— Records from a data source —
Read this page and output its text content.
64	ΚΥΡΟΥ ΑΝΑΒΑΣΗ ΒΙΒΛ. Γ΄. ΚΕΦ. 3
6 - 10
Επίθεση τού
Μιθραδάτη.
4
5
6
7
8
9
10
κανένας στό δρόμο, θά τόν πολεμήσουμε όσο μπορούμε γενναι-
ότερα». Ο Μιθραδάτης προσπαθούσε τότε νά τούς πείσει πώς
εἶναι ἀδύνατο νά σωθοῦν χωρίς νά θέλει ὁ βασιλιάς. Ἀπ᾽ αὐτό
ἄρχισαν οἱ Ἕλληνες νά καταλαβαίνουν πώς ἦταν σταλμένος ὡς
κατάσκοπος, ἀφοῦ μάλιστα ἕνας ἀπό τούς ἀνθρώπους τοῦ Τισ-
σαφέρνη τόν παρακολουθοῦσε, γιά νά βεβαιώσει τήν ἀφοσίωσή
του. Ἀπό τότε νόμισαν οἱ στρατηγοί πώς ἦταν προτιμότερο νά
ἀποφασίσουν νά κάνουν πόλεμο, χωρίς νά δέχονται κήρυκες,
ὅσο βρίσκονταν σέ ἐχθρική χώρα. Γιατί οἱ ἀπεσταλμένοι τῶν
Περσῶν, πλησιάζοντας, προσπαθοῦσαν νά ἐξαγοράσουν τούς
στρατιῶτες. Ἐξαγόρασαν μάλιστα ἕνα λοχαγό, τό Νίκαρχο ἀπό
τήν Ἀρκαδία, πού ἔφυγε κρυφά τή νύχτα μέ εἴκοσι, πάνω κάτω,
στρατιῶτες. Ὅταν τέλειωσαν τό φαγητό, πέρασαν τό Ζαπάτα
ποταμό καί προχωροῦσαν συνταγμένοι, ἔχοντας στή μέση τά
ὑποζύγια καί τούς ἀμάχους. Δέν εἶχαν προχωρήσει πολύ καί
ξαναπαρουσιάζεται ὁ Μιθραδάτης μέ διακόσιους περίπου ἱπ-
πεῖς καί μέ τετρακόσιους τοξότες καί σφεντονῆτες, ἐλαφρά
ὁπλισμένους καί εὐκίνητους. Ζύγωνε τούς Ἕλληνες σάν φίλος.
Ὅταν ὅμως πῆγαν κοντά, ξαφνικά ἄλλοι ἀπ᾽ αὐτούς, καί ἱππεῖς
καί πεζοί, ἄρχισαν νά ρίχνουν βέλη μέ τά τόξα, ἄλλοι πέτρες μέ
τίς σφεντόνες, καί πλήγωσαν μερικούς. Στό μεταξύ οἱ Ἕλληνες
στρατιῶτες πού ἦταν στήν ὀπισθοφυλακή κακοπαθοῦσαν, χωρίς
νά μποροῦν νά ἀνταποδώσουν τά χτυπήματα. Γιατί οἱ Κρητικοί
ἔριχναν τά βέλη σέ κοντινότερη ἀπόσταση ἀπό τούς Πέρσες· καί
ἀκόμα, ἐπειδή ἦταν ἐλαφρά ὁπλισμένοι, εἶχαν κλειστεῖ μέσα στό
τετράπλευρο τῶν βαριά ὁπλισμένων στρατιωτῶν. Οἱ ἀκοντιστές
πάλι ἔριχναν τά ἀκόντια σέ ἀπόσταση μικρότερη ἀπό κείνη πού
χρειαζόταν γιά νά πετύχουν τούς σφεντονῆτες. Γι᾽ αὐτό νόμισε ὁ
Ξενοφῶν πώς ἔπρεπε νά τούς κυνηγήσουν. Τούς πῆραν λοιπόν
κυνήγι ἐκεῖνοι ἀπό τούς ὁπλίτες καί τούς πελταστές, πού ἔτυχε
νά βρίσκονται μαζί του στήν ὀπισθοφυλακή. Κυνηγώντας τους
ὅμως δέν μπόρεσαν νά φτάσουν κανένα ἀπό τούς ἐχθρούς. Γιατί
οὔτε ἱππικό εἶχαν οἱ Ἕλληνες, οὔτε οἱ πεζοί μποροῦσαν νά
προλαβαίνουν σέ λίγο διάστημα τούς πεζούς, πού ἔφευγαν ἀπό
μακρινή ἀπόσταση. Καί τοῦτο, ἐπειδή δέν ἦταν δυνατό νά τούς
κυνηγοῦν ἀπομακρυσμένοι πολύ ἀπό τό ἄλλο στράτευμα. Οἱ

— THE REQUEST —
Pick out the lines containing the string "τότε".

— TASK RESULT —
ότερα». Ο Μιθραδάτης προσπαθούσε τότε νά τούς πείσει πώς
του. Ἀπό τότε νόμισαν οἱ στρατηγοί πώς ἦταν προτιμότερο νά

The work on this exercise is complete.